Rows from a dataset:
[Start]

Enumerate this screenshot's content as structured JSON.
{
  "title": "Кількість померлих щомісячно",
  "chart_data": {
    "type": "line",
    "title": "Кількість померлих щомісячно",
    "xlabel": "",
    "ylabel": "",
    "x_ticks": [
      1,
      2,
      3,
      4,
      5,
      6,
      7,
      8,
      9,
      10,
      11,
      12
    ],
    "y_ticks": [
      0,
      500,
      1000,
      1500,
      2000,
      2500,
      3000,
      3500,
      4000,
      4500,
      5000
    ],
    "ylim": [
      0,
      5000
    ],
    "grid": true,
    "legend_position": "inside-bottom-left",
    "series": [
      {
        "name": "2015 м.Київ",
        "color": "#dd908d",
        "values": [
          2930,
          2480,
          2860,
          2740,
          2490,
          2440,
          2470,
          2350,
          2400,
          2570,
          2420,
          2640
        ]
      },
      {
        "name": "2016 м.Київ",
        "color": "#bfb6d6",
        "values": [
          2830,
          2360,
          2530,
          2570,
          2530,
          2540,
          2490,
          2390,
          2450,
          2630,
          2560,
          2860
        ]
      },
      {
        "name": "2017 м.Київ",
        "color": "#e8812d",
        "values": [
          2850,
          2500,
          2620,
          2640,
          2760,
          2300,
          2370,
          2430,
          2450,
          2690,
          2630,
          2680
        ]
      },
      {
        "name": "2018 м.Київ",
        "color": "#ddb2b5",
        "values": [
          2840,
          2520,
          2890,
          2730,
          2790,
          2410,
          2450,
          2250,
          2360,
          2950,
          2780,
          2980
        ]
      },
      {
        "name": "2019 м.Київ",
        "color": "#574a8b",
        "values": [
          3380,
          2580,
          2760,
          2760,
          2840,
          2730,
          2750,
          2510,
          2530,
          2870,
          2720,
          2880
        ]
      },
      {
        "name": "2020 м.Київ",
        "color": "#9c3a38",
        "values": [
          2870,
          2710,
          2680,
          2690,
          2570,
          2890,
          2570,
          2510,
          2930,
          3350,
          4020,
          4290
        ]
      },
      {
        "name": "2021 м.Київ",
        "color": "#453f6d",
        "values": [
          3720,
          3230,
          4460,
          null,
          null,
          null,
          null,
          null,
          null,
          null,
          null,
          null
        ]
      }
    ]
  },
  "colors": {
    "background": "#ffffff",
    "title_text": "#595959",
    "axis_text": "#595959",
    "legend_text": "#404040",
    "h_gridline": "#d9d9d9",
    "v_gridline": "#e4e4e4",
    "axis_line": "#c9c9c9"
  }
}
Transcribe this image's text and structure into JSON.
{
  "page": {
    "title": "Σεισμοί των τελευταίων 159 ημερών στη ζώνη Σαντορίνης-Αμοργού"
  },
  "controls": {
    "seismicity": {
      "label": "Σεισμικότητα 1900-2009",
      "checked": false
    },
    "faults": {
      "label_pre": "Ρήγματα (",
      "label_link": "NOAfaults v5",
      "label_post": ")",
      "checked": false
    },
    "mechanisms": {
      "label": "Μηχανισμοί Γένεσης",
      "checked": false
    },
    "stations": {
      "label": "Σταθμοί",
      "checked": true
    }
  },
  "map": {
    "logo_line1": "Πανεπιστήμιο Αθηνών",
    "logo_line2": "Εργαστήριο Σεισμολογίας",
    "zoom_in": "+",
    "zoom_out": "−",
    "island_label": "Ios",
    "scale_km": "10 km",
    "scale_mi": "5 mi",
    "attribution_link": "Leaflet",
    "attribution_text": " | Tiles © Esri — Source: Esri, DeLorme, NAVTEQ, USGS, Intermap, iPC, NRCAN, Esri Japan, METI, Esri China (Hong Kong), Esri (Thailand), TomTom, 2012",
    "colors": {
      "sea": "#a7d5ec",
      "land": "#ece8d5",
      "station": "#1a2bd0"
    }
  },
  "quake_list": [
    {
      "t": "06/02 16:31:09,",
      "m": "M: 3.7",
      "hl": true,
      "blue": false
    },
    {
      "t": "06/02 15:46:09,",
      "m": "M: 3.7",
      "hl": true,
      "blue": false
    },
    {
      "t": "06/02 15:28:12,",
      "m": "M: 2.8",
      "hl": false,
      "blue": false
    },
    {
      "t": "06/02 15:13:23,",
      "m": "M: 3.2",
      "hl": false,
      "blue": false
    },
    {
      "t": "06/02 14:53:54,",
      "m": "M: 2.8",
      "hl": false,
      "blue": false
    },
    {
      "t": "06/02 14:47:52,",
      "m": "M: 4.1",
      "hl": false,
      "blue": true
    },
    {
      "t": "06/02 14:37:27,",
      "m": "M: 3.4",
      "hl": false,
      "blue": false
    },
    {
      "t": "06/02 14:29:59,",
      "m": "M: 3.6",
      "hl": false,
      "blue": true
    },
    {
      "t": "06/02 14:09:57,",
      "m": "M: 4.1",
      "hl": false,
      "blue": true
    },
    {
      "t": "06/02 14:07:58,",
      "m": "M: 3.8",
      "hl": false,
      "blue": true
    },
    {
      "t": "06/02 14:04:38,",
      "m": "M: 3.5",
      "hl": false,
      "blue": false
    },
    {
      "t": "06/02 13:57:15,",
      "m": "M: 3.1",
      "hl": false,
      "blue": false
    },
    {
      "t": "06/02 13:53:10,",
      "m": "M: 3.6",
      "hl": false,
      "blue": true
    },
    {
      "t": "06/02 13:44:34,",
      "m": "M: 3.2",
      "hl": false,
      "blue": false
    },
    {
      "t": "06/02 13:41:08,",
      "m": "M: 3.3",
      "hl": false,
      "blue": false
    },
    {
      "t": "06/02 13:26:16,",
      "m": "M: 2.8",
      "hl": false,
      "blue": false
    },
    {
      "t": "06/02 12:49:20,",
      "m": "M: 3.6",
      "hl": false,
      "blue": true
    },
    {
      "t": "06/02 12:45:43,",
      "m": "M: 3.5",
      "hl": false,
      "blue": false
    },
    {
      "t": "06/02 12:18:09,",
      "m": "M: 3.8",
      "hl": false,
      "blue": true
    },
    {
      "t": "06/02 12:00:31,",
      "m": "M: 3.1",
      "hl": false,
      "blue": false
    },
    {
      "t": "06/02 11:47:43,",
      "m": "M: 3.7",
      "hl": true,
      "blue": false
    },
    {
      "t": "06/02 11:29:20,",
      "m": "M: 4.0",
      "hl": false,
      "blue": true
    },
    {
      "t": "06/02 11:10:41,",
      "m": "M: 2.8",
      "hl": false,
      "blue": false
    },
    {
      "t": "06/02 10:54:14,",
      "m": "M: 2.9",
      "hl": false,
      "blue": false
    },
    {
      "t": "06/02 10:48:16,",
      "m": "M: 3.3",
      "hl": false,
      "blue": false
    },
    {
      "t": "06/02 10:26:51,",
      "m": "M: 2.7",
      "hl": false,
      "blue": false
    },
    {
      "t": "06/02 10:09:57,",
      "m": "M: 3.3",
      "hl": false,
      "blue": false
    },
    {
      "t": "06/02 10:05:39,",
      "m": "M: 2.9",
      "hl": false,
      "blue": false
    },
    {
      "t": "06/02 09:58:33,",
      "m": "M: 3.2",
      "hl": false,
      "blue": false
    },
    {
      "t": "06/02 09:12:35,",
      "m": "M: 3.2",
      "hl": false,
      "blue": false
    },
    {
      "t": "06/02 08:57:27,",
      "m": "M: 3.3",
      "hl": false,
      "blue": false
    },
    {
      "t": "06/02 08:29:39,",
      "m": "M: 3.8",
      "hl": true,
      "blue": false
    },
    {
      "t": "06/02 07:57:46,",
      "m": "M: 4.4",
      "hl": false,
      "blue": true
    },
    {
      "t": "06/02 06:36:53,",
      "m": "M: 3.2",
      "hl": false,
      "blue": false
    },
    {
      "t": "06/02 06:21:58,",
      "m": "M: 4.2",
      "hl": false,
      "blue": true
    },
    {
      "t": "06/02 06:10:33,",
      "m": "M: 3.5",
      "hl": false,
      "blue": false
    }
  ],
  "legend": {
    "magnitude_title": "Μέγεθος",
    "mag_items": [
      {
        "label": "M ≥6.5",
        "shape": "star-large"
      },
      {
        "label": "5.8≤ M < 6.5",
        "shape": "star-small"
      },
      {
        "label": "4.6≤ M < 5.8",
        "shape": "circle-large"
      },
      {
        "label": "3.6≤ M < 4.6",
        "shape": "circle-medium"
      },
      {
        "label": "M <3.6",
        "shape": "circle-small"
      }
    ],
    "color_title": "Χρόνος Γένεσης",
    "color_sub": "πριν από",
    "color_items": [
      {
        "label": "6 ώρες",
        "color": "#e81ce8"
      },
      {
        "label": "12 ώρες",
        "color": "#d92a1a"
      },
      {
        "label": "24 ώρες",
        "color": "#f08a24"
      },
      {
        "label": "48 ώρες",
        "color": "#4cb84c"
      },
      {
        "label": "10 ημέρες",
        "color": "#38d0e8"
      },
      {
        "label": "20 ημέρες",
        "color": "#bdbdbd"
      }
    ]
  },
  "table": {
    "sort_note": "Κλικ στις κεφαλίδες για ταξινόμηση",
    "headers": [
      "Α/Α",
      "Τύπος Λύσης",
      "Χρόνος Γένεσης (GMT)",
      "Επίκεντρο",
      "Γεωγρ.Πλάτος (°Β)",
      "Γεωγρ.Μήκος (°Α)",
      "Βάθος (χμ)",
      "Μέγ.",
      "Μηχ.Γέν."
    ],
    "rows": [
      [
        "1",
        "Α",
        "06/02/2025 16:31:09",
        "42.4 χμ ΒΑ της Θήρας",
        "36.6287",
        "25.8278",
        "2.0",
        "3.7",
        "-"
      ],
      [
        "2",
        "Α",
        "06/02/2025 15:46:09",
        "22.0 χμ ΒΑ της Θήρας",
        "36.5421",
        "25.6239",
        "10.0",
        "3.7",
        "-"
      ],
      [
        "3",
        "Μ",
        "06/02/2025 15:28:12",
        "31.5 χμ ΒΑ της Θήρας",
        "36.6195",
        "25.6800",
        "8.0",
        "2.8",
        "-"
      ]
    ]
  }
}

[End]

WHAT NEEDS TO BE DONE:
Write only the number of lines in the records that include the word "Χρόνος".

RESULT OF THIS TASK:
2